> _Kutipan Pilihan_
☆ ☆ ☆ ☆ ☆

Hal senada juga dikatakan pemilik usaha besi pondasi bekas, Ahmad. Dia
mengaku saat penggusuran kemarin, dirinya sama sekal tidak siap
sehingga ribuan kubik besi cor belum bisa dikeluarkan.
Dari pantauan detiksurabaya.com, para pemilik bangunan tersebut tampak
sibuk membongkar genting, pondasi besi serta membongkar tembok.
Sementara pasca penggusuran, ribuan warga masih bertahan di sepanjang
Jalan Jagir Wonokromo. Meski Jalan Raya Jagir dari dua arah sudah
dibuka, namun sisa bangunan milik warga di pinggir jalan menjadikan arus
merambat.
***
Regulasi:
Peraturan Menteri PU No. 63 tahun 1993
Pasal 11 (1)
Pemanfaatan lahan di daerah sempadan dapat dilakukan oleh masyarakat
untuk kegiatan-kegiatan tertentu sebagai berikut :
a) Untuk budidaya pertanian dengan jenis tanaman yang diijinkan.
b) Untuk kegiatan niaga, penggalian dan penimbunan.

☆ ☆ ☆ ☆ ☆

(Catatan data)

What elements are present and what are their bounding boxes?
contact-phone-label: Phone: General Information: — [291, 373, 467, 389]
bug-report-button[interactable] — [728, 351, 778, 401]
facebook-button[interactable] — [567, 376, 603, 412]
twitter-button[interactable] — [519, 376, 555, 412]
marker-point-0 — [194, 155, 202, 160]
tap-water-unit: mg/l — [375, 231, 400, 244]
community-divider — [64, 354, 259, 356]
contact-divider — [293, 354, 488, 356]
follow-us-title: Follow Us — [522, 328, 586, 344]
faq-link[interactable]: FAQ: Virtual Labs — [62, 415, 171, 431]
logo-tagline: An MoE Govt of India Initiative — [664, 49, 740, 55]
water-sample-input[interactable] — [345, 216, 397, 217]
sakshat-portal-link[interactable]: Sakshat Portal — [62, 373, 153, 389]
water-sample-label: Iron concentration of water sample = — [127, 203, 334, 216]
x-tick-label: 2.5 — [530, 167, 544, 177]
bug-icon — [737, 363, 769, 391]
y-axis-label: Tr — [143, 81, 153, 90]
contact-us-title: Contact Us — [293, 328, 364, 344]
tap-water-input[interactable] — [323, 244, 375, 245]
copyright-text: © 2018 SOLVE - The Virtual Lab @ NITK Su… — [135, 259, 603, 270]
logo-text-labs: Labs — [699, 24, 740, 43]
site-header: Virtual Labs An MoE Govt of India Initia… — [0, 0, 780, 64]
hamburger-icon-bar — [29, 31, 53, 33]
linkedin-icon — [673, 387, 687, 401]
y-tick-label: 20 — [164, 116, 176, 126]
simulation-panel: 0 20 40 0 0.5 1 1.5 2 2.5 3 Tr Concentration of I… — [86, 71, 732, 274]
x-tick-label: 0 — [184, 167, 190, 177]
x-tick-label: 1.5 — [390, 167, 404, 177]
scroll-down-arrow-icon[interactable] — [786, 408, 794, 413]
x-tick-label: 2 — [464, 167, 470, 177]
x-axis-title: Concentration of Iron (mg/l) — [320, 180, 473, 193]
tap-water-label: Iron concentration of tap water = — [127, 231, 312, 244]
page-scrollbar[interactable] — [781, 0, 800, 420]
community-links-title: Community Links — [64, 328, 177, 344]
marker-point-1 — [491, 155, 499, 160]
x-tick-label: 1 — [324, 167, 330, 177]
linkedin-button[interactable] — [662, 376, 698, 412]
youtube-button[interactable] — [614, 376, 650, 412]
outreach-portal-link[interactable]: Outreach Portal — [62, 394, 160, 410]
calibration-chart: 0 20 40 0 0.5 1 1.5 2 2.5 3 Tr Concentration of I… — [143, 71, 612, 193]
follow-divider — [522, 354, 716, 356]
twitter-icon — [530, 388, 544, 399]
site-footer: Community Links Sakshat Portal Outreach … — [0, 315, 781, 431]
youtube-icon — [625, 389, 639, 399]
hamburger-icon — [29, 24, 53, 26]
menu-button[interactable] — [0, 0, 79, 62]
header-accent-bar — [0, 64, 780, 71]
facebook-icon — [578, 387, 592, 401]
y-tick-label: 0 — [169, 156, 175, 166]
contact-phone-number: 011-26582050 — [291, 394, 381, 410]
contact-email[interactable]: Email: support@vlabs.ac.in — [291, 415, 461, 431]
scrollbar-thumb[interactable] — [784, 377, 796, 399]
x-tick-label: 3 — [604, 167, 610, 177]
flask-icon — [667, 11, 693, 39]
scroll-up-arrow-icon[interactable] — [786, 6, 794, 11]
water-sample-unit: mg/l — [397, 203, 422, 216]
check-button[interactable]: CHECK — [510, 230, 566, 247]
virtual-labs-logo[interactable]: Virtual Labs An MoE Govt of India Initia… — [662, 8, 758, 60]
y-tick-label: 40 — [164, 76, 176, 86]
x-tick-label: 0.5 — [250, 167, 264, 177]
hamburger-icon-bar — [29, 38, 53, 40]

☆ ☆ ☆ ☆ ☆

> _Kegiatan_
Sambung teks tentang penggusuran di Jalan Jagir Wonokromo mulai dari bagian terakhir yang ditampilkan.

> _Hasil Latihan_
c) Untuk pemasangan papan reklame, papan penyuluhan dan peringatan,
serta rambu-rambu pekerjaan.
d) Untuk pemasangan rentangan kabel listrik, kabel telepon dan pipa air
minum
e) Untuk pemancangan tiang atau pondasi prasarana jalan/jembatan baik
umum maupun kereta api.
f) Untuk penyelenggaraan kegiatan-kegiatan yang bersifat social dan
masyarakat yang tidak menimbulkan dampak merugikan bagi
kelestarian dan keamananfungsi serta fisik sungai.
g) Untuk pembangunan prasarana lalu intas air dan bangunan
pengambilan dan pembuangan air.
Pasal 12
Pada daerah sempadan dilarang :
a) Membuang sampah, limbah padat dan atau cair.
b) Mendirikan bangunan permanen untuk hunian dan tempat usaha
Pasal 19
(1) Masyarakat wajib mentaati ketentuan-ketentuan pemanfaatan
daerah sempadan, daerah manfaat sungai, daerah penguasaan sungai,
bekas sungai yang ditetapkan oleh pejabat yang berwenang.
(2) Masyarakat wajib ikut serta secara aktif dalam usaha pelestarian
dan pangamanan baik fungsi maupun fisik sungai.
Identifikasi masalah:
Pembongkaran bangunan-bangunan liar yang berdiri di sepanjang
sempadan Kali Wonokromo yang melewati Jagir, yakni Kali Jagir.
Bangunan liar tersebut telah ada sejak belasan tahun yang lalu dan
dibiarkan saja oleh Pemkot.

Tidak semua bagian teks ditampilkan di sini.